>> BEGIN Input for this task
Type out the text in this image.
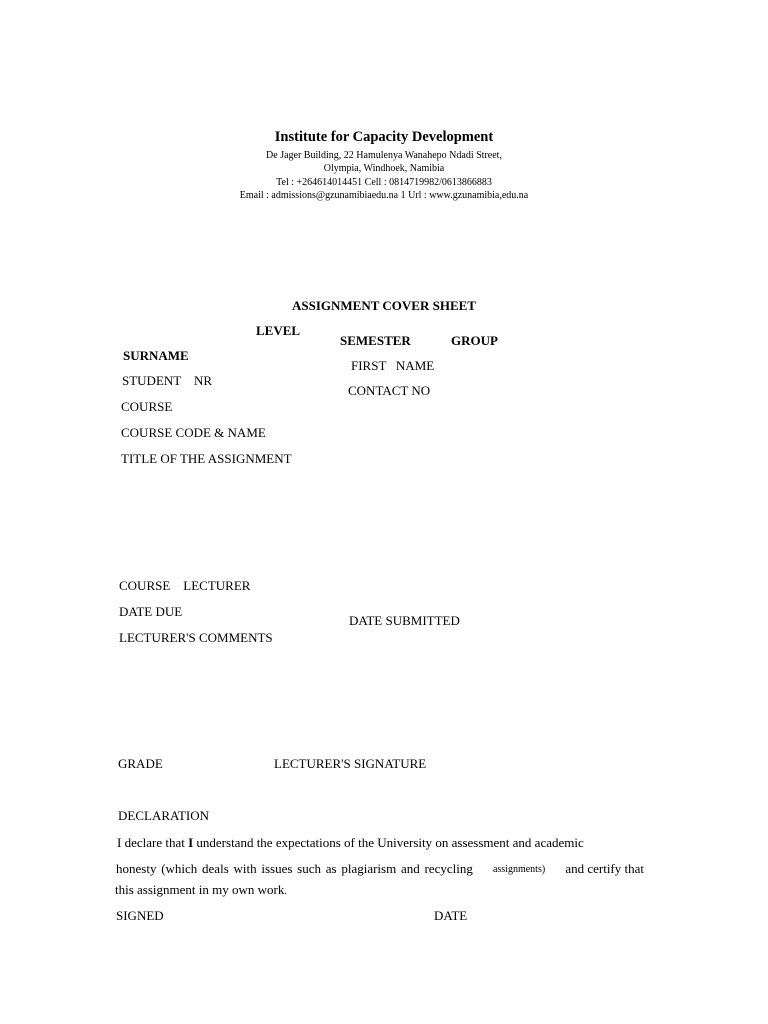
Institute for Capacity Development
De Jager Building, 22 Hamulenya Wanahepo Ndadi Street,
Olympia, Windhoek, Namibia
Tel : +264614014451 Cell : 0814719982/0613866883
Email : admissions@gzunamibiaedu.na 1 Url : www.gzunamibia,edu.na
ASSIGNMENT COVER SHEET
LEVEL
SEMESTER	GROUP
SURNAME
FIRST   NAME
STUDENT    NR
CONTACT NO
COURSE
COURSE CODE & NAME
TITLE OF THE ASSIGNMENT
COURSE    LECTURER
DATE DUE
DATE SUBMITTED
LECTURER'S COMMENTS
GRADE	LECTURER'S SIGNATURE
DECLARATION
I declare that I understand the expectations of the University on assessment and academic
honesty (which deals with issues such as plagiarism and recycling assignments) and certify that
this assignment in my own work.
SIGNED	DATE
>> END Input for this task
▸ **What the task requires**: Which lines of the material contain the string "COURSE"? List each of them.

▸ **Exercise response**:
COURSE
COURSE CODE & NAME
COURSE    LECTURER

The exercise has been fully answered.